:: Requirement ::
Locate the word "doit" in the entries below, then gather every line that holds it.

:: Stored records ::
>> Begin

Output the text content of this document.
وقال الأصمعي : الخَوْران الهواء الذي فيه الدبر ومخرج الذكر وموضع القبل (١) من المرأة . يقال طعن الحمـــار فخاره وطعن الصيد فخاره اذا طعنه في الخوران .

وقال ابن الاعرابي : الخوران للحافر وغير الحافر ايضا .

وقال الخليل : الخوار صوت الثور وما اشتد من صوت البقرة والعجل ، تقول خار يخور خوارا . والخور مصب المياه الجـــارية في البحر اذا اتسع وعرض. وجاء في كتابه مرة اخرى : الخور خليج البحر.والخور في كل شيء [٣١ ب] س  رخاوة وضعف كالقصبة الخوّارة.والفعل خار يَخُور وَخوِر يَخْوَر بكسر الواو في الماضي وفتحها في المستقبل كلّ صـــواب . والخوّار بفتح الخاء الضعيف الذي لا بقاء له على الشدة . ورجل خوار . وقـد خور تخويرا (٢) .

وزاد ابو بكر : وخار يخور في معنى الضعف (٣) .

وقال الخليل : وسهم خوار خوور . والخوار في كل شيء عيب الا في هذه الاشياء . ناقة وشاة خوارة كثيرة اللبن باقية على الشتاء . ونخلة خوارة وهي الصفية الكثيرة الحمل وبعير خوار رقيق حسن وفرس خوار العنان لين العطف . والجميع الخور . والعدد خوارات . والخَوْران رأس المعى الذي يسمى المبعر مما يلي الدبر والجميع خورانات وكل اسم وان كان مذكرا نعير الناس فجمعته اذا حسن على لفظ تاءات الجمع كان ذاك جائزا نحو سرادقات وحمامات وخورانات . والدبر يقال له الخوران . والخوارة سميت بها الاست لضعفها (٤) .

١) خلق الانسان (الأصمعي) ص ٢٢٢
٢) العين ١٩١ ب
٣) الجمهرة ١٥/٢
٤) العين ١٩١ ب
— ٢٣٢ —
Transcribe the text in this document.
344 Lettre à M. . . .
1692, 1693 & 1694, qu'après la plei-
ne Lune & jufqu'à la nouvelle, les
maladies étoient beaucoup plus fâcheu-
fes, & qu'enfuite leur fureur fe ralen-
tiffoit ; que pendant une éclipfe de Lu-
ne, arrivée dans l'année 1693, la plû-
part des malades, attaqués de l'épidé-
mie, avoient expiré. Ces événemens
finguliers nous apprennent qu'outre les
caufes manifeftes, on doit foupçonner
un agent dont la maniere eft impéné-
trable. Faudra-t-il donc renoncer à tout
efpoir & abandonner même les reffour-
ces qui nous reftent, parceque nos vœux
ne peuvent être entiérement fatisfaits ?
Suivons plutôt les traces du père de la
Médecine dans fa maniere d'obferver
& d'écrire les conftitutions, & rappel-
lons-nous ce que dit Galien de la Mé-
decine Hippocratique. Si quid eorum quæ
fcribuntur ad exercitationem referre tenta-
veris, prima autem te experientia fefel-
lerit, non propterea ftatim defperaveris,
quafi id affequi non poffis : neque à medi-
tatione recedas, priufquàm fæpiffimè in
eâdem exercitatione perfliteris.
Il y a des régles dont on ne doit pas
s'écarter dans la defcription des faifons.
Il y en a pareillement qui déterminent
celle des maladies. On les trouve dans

>> End

:: Task result ::
caufes manifeftes, on doit foupçonner
Il y a des régles dont on ne doit pas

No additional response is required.